### WHAT YOU ARE ASKED TO DO
Find every line of the data below that has "expression" in it. Reply with the number only.

Extracted records:
=== Begin Enclosure ===
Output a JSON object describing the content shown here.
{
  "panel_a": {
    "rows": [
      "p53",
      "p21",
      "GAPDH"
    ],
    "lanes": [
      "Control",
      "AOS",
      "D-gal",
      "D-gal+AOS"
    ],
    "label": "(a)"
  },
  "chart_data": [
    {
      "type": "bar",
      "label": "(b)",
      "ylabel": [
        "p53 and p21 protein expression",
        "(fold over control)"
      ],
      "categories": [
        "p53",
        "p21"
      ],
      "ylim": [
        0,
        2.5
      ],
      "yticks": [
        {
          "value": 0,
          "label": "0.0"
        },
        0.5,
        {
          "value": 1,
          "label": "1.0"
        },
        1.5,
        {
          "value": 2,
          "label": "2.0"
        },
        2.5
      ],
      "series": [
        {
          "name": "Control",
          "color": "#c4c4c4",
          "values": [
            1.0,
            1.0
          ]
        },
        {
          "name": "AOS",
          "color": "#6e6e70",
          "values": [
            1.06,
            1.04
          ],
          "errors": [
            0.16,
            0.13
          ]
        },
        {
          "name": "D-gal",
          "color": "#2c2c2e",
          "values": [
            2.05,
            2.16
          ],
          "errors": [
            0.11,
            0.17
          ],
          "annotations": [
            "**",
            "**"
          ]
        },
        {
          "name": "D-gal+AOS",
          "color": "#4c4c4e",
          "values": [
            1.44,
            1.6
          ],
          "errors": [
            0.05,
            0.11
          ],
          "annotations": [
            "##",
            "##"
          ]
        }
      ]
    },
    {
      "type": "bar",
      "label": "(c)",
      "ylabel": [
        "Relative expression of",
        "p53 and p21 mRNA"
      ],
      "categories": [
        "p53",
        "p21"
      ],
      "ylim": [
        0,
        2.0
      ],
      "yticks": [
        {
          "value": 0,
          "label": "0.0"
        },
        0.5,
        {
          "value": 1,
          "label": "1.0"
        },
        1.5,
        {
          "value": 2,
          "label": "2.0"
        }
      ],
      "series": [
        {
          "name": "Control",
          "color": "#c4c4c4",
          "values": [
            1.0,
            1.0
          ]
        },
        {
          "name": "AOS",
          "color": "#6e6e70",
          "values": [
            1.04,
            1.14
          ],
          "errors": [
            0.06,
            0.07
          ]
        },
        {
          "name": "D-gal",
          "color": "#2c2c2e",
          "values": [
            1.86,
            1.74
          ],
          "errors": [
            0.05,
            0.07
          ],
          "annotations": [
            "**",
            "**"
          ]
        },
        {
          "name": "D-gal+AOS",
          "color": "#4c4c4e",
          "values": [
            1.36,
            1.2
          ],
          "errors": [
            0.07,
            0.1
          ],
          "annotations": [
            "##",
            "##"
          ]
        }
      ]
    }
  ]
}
=== End Enclosure ===
### SOLUTION TO THE EXERCISE
2